_The exercise_. Identify all lines of the data containing the string "cooling" and copy them.

--- Begin ---

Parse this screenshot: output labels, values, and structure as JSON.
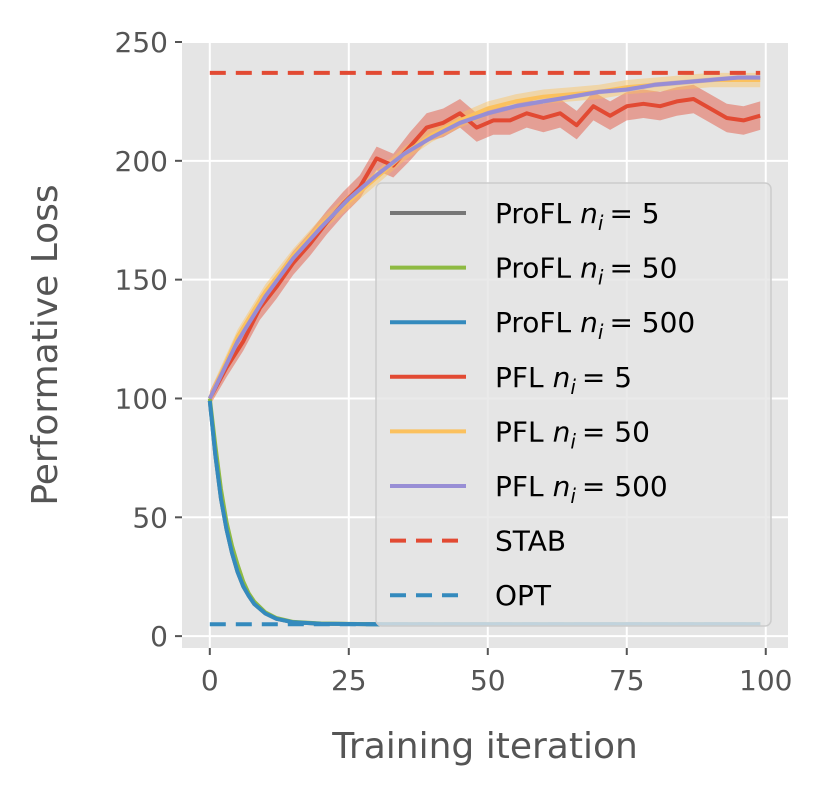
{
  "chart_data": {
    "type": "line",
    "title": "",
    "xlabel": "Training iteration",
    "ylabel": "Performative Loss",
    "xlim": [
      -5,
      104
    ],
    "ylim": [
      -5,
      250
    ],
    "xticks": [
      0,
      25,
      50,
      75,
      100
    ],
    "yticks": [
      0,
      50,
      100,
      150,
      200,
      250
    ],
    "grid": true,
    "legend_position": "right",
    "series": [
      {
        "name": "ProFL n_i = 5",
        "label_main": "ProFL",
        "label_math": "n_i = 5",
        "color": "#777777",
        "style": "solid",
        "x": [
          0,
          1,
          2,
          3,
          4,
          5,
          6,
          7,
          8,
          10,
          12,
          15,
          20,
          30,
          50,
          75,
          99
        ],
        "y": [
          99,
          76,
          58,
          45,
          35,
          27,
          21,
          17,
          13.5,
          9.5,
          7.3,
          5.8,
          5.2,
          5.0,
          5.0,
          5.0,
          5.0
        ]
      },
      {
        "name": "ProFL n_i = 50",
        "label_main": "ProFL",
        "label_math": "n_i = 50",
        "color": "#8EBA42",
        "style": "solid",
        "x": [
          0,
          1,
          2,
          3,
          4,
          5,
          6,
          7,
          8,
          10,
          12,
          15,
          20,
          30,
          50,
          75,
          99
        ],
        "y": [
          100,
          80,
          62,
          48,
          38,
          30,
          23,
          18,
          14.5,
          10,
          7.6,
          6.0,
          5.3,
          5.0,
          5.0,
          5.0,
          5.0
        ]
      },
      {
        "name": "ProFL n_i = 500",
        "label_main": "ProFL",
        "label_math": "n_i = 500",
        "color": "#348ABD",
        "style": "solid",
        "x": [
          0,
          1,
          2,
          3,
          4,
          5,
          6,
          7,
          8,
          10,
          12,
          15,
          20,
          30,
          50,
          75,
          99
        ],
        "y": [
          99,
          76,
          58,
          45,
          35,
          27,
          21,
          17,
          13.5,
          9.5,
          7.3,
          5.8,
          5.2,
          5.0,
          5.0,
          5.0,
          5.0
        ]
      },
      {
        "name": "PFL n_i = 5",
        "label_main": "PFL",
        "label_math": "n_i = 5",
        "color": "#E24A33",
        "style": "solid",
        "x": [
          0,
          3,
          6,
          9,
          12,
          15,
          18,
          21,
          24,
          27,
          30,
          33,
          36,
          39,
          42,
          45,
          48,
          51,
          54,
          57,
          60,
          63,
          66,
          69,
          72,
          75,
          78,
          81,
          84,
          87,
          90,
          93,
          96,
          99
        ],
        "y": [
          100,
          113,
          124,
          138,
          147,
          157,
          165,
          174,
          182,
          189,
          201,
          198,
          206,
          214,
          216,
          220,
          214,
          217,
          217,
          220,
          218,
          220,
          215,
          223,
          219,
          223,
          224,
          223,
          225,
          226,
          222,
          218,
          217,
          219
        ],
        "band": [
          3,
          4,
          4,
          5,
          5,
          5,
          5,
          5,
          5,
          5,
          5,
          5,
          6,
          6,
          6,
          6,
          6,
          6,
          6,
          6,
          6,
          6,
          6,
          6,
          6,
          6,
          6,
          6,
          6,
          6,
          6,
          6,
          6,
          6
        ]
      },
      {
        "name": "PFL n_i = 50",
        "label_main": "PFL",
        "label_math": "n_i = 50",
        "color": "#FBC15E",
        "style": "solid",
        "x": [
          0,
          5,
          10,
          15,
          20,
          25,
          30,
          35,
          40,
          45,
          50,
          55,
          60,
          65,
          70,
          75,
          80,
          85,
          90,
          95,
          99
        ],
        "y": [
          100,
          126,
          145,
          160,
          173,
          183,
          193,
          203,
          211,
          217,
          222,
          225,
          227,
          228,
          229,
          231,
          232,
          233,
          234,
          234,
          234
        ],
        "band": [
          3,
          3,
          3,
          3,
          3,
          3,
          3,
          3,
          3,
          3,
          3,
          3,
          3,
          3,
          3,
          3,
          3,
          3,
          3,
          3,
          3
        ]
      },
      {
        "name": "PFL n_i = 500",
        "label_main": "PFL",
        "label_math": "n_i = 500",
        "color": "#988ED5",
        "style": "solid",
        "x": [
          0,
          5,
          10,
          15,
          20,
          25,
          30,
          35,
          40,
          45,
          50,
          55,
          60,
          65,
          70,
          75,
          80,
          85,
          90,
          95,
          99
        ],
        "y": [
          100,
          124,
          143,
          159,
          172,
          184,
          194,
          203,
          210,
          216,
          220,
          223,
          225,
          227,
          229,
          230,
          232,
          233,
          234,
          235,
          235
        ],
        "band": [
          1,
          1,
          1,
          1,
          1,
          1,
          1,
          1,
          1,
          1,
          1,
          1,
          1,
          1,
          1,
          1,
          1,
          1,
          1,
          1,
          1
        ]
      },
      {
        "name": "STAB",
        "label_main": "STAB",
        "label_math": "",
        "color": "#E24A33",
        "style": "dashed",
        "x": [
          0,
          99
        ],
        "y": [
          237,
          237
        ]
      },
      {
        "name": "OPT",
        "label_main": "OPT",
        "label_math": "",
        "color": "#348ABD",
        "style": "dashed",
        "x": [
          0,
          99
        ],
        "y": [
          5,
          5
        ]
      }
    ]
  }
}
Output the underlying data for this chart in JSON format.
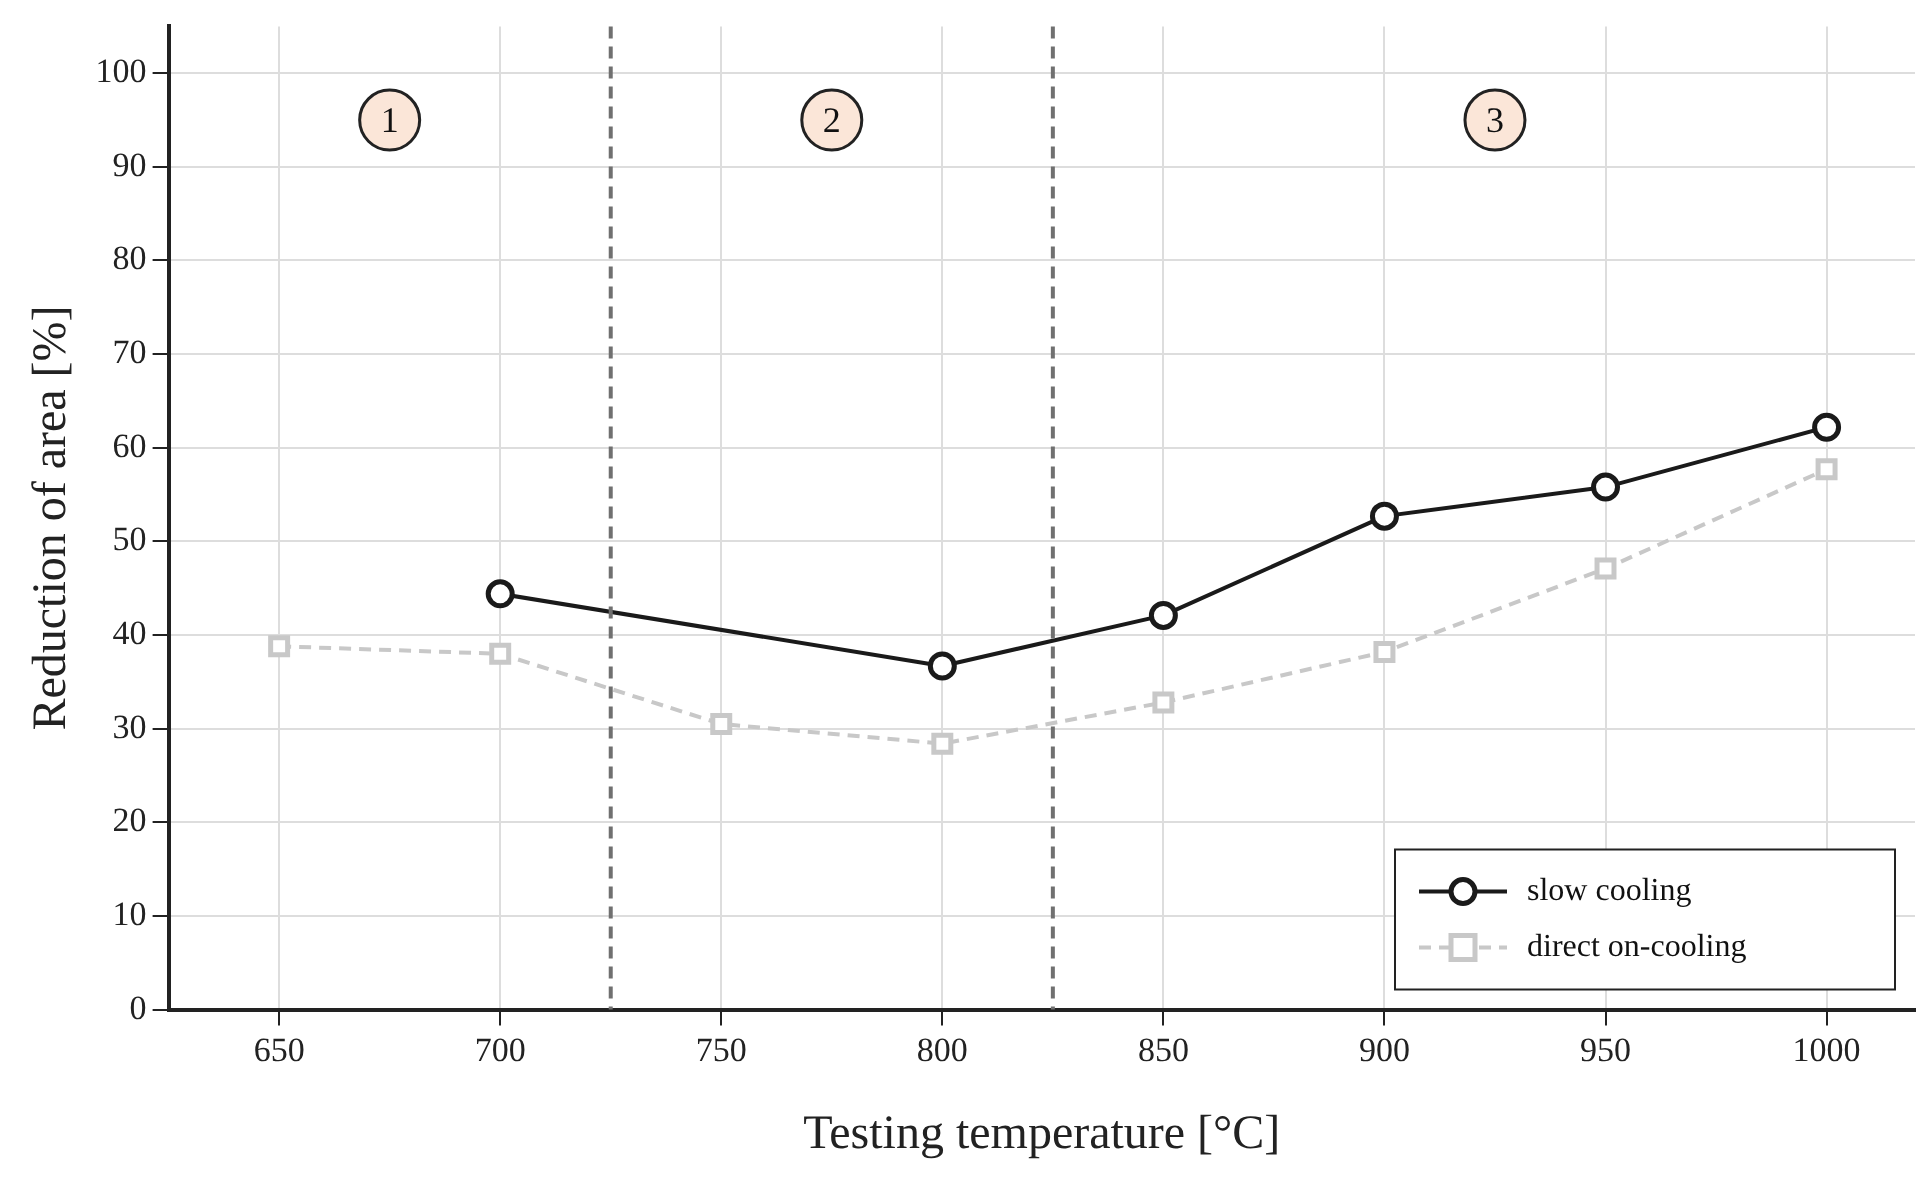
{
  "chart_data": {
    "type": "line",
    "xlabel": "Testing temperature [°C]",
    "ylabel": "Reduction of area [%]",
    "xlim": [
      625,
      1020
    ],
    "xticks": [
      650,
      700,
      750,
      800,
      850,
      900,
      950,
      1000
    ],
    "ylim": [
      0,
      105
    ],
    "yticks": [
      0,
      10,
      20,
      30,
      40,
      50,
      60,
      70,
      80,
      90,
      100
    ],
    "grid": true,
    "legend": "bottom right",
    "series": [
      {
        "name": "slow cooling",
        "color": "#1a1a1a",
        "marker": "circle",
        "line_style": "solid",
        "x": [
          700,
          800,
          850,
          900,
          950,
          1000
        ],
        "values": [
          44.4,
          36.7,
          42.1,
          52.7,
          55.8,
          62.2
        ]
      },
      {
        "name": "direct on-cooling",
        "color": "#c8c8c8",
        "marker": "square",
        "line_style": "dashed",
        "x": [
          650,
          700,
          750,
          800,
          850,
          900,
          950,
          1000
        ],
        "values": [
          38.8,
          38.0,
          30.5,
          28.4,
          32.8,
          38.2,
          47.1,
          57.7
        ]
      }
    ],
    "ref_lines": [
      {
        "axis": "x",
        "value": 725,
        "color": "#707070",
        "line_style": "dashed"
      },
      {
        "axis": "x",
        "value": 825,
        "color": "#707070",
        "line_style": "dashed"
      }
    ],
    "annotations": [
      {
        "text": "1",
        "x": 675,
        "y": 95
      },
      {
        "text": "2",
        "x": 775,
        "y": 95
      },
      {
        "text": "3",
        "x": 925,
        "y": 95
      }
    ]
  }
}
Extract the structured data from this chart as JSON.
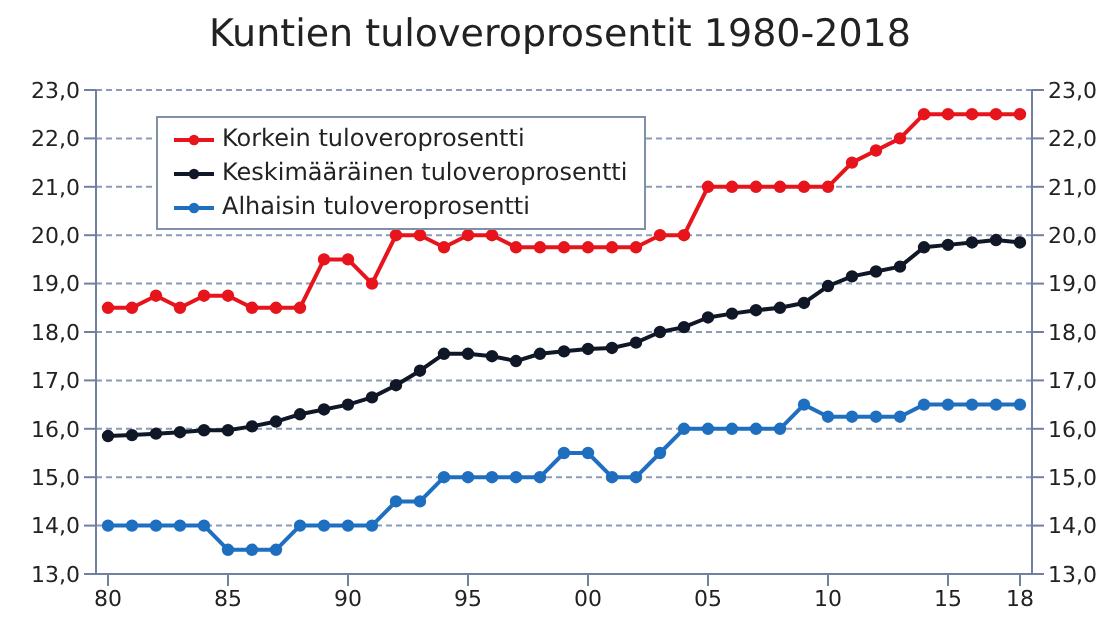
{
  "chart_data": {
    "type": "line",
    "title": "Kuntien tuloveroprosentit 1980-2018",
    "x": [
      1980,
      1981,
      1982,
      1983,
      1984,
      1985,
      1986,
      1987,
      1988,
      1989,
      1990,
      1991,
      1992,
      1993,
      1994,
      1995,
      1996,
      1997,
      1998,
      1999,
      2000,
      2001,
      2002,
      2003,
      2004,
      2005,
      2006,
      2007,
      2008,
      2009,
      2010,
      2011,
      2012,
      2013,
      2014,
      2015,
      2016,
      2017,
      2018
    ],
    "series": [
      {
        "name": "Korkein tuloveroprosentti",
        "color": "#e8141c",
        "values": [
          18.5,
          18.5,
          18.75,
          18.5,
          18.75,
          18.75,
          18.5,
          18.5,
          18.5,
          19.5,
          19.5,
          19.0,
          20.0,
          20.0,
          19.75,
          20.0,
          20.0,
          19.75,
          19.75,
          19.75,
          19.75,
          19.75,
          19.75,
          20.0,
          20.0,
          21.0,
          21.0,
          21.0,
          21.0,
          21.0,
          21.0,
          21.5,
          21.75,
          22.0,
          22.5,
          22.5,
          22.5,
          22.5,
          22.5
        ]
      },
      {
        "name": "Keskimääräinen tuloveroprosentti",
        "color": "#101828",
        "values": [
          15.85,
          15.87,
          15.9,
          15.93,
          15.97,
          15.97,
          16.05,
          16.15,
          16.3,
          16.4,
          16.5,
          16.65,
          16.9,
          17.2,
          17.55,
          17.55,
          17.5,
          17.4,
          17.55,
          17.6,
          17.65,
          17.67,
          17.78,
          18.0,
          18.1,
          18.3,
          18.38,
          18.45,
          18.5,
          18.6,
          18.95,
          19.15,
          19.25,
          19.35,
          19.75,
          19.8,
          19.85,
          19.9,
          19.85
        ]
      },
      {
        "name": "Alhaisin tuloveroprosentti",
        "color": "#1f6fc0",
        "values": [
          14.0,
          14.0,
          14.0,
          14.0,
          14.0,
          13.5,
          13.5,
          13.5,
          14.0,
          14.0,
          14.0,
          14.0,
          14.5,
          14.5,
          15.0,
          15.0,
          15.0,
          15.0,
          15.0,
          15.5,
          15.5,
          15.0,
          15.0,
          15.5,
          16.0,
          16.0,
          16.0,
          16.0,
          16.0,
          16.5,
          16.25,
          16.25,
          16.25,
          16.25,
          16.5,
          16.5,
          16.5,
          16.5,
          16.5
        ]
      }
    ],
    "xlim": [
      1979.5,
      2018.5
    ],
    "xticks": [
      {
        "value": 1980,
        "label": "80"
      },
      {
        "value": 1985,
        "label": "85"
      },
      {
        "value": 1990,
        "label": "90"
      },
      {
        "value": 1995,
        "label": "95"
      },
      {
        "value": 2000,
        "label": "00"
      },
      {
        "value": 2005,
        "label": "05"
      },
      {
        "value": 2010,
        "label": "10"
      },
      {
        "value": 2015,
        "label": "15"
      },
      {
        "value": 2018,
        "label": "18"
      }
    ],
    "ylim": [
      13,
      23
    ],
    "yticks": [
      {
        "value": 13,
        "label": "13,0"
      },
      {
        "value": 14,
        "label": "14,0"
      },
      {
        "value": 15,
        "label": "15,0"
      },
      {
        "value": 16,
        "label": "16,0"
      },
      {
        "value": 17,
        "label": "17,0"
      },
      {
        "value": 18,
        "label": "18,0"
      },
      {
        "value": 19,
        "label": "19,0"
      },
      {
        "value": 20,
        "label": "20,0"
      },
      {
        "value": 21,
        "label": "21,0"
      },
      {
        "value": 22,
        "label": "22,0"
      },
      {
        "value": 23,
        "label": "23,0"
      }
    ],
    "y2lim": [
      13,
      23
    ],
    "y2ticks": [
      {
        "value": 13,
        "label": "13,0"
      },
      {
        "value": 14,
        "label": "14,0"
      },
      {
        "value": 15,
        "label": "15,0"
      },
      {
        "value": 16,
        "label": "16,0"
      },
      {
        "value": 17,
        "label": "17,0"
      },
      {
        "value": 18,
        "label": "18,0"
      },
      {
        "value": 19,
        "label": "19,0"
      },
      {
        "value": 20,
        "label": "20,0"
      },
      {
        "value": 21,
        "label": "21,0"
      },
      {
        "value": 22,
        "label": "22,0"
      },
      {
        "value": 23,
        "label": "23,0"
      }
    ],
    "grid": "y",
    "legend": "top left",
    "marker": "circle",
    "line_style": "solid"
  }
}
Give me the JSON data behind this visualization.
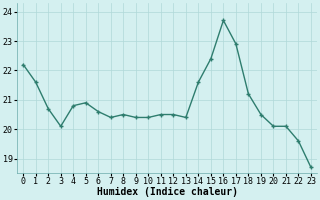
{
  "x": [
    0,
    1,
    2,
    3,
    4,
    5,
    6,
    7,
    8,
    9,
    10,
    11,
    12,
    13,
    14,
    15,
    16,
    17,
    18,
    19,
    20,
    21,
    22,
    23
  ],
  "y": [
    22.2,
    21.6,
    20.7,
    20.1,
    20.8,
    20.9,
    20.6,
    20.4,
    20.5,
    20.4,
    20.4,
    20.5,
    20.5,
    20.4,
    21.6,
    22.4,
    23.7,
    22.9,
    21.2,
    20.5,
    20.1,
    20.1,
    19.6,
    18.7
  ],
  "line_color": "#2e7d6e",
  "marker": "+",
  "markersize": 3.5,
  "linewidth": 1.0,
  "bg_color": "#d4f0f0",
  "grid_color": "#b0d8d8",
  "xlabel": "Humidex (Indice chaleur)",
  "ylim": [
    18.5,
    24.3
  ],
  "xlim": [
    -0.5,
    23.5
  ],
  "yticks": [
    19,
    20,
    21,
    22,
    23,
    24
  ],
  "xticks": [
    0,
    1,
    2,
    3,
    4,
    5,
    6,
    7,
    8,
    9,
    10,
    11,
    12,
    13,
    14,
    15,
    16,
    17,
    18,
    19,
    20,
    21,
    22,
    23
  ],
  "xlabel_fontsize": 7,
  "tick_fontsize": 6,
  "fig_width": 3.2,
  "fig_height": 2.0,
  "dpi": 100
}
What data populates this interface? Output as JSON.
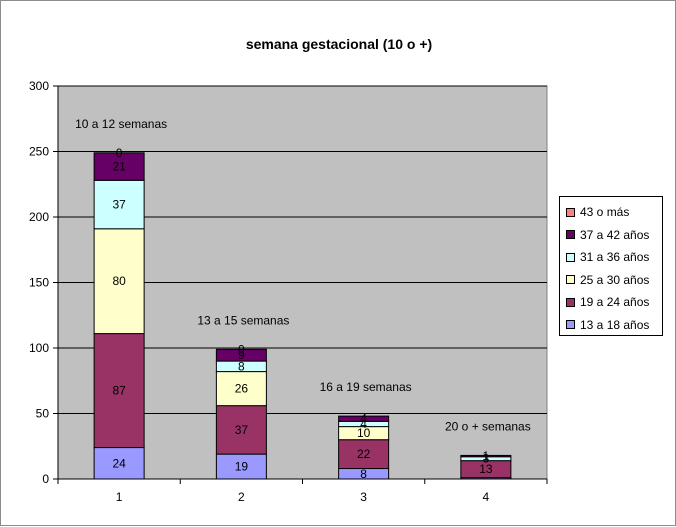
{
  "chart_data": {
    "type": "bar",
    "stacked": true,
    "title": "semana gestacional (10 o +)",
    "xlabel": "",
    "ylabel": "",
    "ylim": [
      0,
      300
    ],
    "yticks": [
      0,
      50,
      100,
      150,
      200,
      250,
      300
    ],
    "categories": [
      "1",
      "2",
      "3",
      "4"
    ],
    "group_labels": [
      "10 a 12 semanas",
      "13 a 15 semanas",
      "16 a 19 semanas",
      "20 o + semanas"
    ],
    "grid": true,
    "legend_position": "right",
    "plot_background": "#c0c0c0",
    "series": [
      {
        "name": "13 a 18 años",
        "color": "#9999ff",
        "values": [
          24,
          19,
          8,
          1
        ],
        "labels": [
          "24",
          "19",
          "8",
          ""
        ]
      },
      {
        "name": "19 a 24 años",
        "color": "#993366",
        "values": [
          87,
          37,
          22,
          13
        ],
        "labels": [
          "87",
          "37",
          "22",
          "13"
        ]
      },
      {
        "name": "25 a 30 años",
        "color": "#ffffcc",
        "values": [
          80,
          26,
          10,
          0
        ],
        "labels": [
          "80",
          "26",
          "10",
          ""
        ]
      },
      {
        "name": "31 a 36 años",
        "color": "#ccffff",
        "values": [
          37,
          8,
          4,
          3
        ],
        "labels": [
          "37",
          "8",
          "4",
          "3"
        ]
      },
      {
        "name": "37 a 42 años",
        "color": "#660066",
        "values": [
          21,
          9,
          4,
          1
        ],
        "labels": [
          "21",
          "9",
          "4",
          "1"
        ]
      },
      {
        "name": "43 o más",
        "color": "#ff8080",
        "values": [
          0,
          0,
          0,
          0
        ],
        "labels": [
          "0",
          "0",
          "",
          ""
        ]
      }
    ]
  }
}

--- End ---

_Solution below_.
        "name": "slow cooling",
        "name": "direct on-cooling",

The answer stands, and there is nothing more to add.